Can you change every "Hermetic scroll compressor" in the data below to "Sealed scroll compressor" and leave everything else unchanged? Omit the pictures from your answer.

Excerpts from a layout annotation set
## start

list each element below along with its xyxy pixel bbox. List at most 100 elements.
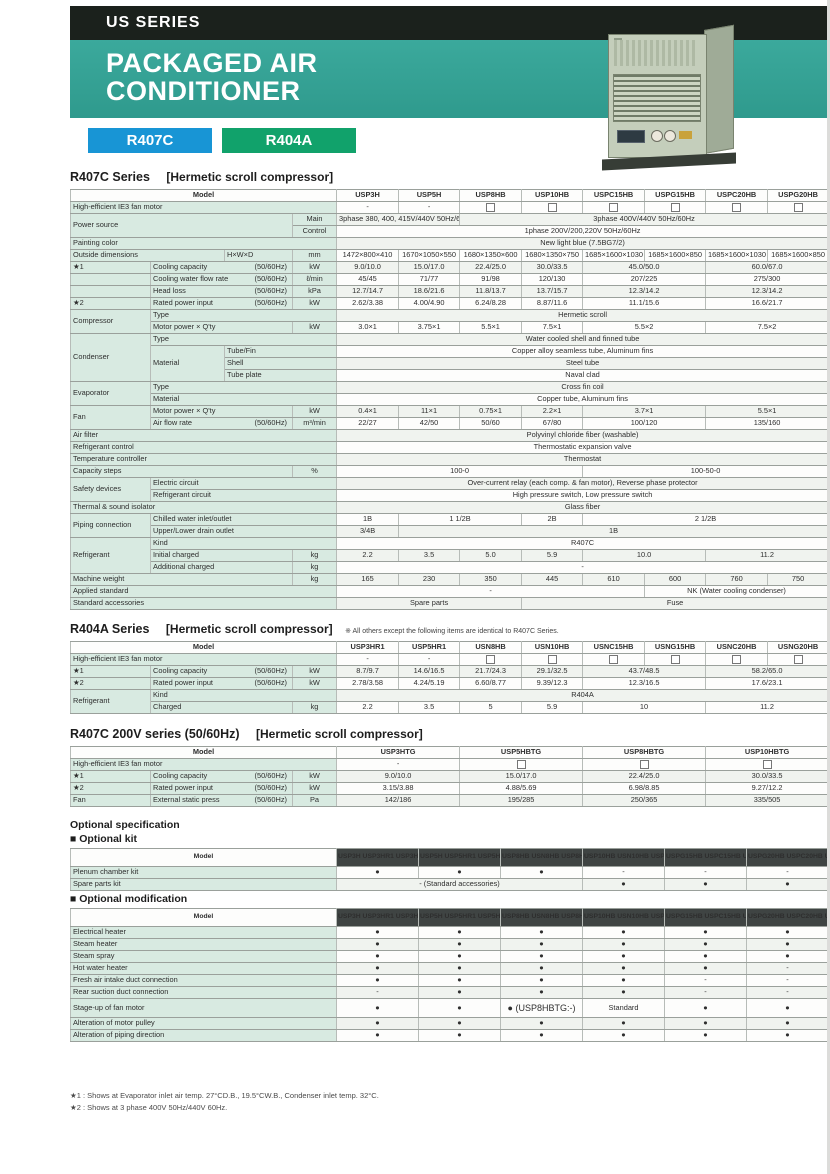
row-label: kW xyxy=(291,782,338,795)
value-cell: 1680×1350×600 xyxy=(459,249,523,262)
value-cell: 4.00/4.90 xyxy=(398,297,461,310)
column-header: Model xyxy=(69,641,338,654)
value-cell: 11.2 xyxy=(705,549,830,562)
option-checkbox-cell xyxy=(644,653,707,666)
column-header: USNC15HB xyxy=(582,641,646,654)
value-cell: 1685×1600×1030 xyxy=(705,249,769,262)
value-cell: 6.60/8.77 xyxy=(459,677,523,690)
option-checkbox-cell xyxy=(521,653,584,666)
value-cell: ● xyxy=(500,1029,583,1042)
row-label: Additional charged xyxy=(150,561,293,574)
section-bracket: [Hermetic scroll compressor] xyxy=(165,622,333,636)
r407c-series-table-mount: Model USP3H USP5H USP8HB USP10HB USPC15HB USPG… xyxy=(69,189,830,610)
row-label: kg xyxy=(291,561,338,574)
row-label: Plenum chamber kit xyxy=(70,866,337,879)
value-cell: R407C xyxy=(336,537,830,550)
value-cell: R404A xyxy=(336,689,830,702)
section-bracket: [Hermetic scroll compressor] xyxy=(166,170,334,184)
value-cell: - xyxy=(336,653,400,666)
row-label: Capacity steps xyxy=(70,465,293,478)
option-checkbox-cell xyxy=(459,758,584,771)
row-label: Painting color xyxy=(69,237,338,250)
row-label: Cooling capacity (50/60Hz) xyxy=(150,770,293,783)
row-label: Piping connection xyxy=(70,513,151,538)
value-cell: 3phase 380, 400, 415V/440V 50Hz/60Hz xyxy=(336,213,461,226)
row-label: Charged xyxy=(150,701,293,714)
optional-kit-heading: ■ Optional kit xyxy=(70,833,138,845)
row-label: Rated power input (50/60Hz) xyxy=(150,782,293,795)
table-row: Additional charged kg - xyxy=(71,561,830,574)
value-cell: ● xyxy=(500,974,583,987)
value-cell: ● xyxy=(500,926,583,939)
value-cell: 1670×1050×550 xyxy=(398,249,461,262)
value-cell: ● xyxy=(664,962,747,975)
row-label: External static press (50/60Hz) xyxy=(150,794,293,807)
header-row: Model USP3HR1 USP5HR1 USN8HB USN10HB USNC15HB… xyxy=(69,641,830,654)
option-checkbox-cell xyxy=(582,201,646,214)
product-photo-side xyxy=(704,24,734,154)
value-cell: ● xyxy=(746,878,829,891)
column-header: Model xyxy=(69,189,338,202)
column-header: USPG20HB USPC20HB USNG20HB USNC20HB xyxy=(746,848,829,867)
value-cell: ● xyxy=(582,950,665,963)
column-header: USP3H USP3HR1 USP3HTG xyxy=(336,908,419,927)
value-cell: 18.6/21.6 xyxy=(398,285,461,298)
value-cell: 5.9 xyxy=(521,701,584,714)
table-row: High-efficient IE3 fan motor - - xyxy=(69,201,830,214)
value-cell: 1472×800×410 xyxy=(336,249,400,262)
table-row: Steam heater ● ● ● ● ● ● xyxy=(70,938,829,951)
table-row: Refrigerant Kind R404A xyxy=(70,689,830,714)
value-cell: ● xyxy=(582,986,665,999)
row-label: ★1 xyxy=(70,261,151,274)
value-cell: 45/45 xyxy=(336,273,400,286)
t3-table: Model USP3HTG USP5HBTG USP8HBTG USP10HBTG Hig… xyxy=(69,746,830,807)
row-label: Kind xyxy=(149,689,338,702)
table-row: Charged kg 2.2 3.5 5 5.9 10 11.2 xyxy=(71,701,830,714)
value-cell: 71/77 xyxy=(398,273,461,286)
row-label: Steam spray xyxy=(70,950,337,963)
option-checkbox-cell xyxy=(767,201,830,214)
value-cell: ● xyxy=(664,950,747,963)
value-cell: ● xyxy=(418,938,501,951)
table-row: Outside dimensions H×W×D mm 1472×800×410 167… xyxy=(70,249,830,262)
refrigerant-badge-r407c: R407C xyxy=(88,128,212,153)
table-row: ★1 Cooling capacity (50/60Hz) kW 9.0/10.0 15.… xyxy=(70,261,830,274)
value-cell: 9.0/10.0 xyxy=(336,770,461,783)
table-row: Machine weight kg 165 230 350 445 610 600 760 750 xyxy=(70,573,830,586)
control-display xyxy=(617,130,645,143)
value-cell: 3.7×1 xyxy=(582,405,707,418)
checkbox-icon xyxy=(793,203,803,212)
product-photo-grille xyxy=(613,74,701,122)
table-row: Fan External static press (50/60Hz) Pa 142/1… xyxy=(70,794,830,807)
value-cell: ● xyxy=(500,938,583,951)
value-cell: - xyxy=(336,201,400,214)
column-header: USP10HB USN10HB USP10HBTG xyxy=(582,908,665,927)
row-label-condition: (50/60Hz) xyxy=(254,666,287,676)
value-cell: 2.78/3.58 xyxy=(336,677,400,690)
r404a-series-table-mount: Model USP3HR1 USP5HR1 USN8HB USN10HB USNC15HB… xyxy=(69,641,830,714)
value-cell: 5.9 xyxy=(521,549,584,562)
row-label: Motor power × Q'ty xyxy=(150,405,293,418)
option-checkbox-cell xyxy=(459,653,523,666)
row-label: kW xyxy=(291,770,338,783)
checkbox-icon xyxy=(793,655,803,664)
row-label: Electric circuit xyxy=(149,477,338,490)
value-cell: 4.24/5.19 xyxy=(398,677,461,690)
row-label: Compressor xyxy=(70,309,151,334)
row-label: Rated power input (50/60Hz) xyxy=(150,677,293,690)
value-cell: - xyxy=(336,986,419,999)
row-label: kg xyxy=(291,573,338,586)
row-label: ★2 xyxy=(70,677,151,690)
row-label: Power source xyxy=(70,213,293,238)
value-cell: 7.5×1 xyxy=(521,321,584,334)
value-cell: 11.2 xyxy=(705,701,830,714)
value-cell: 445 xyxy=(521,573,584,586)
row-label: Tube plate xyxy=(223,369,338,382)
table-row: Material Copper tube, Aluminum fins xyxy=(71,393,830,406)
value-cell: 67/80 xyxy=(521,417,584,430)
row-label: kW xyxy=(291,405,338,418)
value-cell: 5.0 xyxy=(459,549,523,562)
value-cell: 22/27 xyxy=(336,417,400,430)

## end

# [REPLY]
list each element below along with its xyxy pixel bbox. List at most 100 elements.
row-label: kW xyxy=(291,782,338,795)
value-cell: 1680×1350×600 xyxy=(459,249,523,262)
value-cell: 4.00/4.90 xyxy=(398,297,461,310)
column-header: Model xyxy=(69,641,338,654)
value-cell: 11.2 xyxy=(705,549,830,562)
option-checkbox-cell xyxy=(644,653,707,666)
column-header: USNC15HB xyxy=(582,641,646,654)
value-cell: 1685×1600×1030 xyxy=(705,249,769,262)
value-cell: 6.60/8.77 xyxy=(459,677,523,690)
option-checkbox-cell xyxy=(521,653,584,666)
value-cell: ● xyxy=(500,1029,583,1042)
row-label: Additional charged xyxy=(150,561,293,574)
section-bracket: [Sealed scroll compressor] xyxy=(165,622,333,636)
r407c-series-table-mount: Model USP3H USP5H USP8HB USP10HB USPC15HB USPG… xyxy=(69,189,830,610)
row-label: kg xyxy=(291,561,338,574)
row-label: Plenum chamber kit xyxy=(70,866,337,879)
value-cell: R407C xyxy=(336,537,830,550)
value-cell: R404A xyxy=(336,689,830,702)
section-bracket: [Sealed scroll compressor] xyxy=(166,170,334,184)
value-cell: - xyxy=(336,653,400,666)
row-label: Capacity steps xyxy=(70,465,293,478)
option-checkbox-cell xyxy=(459,758,584,771)
row-label: Painting color xyxy=(69,237,338,250)
row-label: Cooling capacity (50/60Hz) xyxy=(150,770,293,783)
row-label: Piping connection xyxy=(70,513,151,538)
value-cell: 3phase 380, 400, 415V/440V 50Hz/60Hz xyxy=(336,213,461,226)
row-label: Charged xyxy=(150,701,293,714)
optional-kit-heading: ■ Optional kit xyxy=(70,833,138,845)
row-label: Rated power input (50/60Hz) xyxy=(150,782,293,795)
table-row: Additional charged kg - xyxy=(71,561,830,574)
value-cell: ● xyxy=(500,974,583,987)
value-cell: ● xyxy=(500,926,583,939)
value-cell: 1670×1050×550 xyxy=(398,249,461,262)
value-cell: ● xyxy=(664,962,747,975)
row-label: External static press (50/60Hz) xyxy=(150,794,293,807)
header-row: Model USP3HR1 USP5HR1 USN8HB USN10HB USNC15HB… xyxy=(69,641,830,654)
option-checkbox-cell xyxy=(582,201,646,214)
product-photo-side xyxy=(704,24,734,154)
value-cell: ● xyxy=(746,878,829,891)
column-header: Model xyxy=(69,189,338,202)
column-header: USPG20HB USPC20HB USNG20HB USNC20HB xyxy=(746,848,829,867)
value-cell: ● xyxy=(582,950,665,963)
column-header: USP3H USP3HR1 USP3HTG xyxy=(336,908,419,927)
value-cell: 18.6/21.6 xyxy=(398,285,461,298)
value-cell: 5.9 xyxy=(521,701,584,714)
table-row: High-efficient IE3 fan motor - - xyxy=(69,201,830,214)
value-cell: 1472×800×410 xyxy=(336,249,400,262)
table-row: Steam heater ● ● ● ● ● ● xyxy=(70,938,829,951)
table-row: Refrigerant Kind R404A xyxy=(70,689,830,714)
value-cell: ● xyxy=(582,986,665,999)
row-label: ★1 xyxy=(70,261,151,274)
value-cell: 45/45 xyxy=(336,273,400,286)
t3-table: Model USP3HTG USP5HBTG USP8HBTG USP10HBTG Hig… xyxy=(69,746,830,807)
row-label: Kind xyxy=(149,689,338,702)
table-row: Charged kg 2.2 3.5 5 5.9 10 11.2 xyxy=(71,701,830,714)
value-cell: 71/77 xyxy=(398,273,461,286)
row-label: Steam spray xyxy=(70,950,337,963)
option-checkbox-cell xyxy=(767,201,830,214)
value-cell: ● xyxy=(664,950,747,963)
value-cell: ● xyxy=(418,938,501,951)
table-row: Outside dimensions H×W×D mm 1472×800×410 167… xyxy=(70,249,830,262)
refrigerant-badge-r407c: R407C xyxy=(88,128,212,153)
table-row: ★1 Cooling capacity (50/60Hz) kW 9.0/10.0 15.… xyxy=(70,261,830,274)
value-cell: 9.0/10.0 xyxy=(336,770,461,783)
table-row: Machine weight kg 165 230 350 445 610 600 760 750 xyxy=(70,573,830,586)
control-display xyxy=(617,130,645,143)
value-cell: 3.7×1 xyxy=(582,405,707,418)
checkbox-icon xyxy=(793,203,803,212)
product-photo-grille xyxy=(613,74,701,122)
table-row: Fan External static press (50/60Hz) Pa 142/1… xyxy=(70,794,830,807)
value-cell: ● xyxy=(500,938,583,951)
value-cell: - xyxy=(336,201,400,214)
column-header: USP10HB USN10HB USP10HBTG xyxy=(582,908,665,927)
row-label-condition: (50/60Hz) xyxy=(254,666,287,676)
value-cell: 2.78/3.58 xyxy=(336,677,400,690)
r404a-series-table-mount: Model USP3HR1 USP5HR1 USN8HB USN10HB USNC15HB… xyxy=(69,641,830,714)
value-cell: 5.9 xyxy=(521,549,584,562)
row-label: Motor power × Q'ty xyxy=(150,405,293,418)
option-checkbox-cell xyxy=(459,653,523,666)
row-label: kW xyxy=(291,770,338,783)
checkbox-icon xyxy=(793,655,803,664)
row-label: Electric circuit xyxy=(149,477,338,490)
value-cell: 4.24/5.19 xyxy=(398,677,461,690)
row-label: Compressor xyxy=(70,309,151,334)
row-label: Rated power input (50/60Hz) xyxy=(150,677,293,690)
value-cell: - xyxy=(336,986,419,999)
row-label: kg xyxy=(291,573,338,586)
row-label: ★2 xyxy=(70,677,151,690)
row-label: Power source xyxy=(70,213,293,238)
value-cell: 7.5×1 xyxy=(521,321,584,334)
value-cell: 11.2 xyxy=(705,701,830,714)
value-cell: 445 xyxy=(521,573,584,586)
row-label: Tube plate xyxy=(223,369,338,382)
table-row: Material Copper tube, Aluminum fins xyxy=(71,393,830,406)
value-cell: 67/80 xyxy=(521,417,584,430)
row-label: kW xyxy=(291,405,338,418)
value-cell: 5.0 xyxy=(459,549,523,562)
value-cell: 22/27 xyxy=(336,417,400,430)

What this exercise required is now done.